## Task directions
Turn each line of the rows below into a JSON list of strings, one string per line, with blank lines left out.

>> begin Provided records

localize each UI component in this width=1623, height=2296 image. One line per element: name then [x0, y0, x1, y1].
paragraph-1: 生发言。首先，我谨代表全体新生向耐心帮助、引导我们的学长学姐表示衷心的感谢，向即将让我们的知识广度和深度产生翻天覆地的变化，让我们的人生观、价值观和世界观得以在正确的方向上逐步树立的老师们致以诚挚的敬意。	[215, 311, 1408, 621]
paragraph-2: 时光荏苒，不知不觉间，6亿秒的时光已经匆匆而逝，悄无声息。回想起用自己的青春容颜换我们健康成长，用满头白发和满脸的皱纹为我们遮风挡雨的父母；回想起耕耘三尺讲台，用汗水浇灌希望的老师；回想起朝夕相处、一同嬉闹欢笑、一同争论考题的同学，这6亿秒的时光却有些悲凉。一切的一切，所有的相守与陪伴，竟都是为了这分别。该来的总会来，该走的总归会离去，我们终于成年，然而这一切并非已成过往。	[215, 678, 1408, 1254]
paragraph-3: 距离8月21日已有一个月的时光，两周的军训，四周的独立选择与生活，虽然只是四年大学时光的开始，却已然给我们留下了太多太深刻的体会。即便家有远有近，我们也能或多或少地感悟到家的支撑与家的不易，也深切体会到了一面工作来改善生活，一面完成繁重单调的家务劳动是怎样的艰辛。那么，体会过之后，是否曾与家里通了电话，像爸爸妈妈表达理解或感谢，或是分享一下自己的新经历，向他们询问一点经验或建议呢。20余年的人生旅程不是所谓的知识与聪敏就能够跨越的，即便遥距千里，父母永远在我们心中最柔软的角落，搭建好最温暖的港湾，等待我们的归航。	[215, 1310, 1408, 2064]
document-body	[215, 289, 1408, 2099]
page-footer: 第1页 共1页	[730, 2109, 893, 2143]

>> end Provided records

## Written answer
[
  "localize each UI component in this width=1623, height=2296 image. One line per element: name then [x0, y0, x1, y1].",
  "paragraph-1: 生发言。首先，我谨代表全体新生向耐心帮助、引导我们的学长学姐表示衷心的感谢，向即将让我们的知识广度和深度产生翻天覆地的变化，让我们的人生观、价值观和世界观得以在正确的方向上逐步树立的老师们致以诚挚的敬意。\t[215, 311, 1408, 621]",
  "paragraph-2: 时光荏苒，不知不觉间，6亿秒的时光已经匆匆而逝，悄无声息。回想起用自己的青春容颜换我们健康成长，用满头白发和满脸的皱纹为我们遮风挡雨的父母；回想起耕耘三尺讲台，用汗水浇灌希望的老师；回想起朝夕相处、一同嬉闹欢笑、一同争论考题的同学，这6亿秒的时光却有些悲凉。一切的一切，所有的相守与陪伴，竟都是为了这分别。该来的总会来，该走的总归会离去，我们终于成年，然而这一切并非已成过往。\t[215, 678, 1408, 1254]",
  "paragraph-3: 距离8月21日已有一个月的时光，两周的军训，四周的独立选择与生活，虽然只是四年大学时光的开始，却已然给我们留下了太多太深刻的体会。即便家有远有近，我们也能或多或少地感悟到家的支撑与家的不易，也深切体会到了一面工作来改善生活，一面完成繁重单调的家务劳动是怎样的艰辛。那么，体会过之后，是否曾与家里通了电话，像爸爸妈妈表达理解或感谢，或是分享一下自己的新经历，向他们询问一点经验或建议呢。20余年的人生旅程不是所谓的知识与聪敏就能够跨越的，即便遥距千里，父母永远在我们心中最柔软的角落，搭建好最温暖的港湾，等待我们的归航。\t[215, 1310, 1408, 2064]",
  "document-body\t[215, 289, 1408, 2099]",
  "page-footer: 第1页 共1页\t[730, 2109, 893, 2143]"
]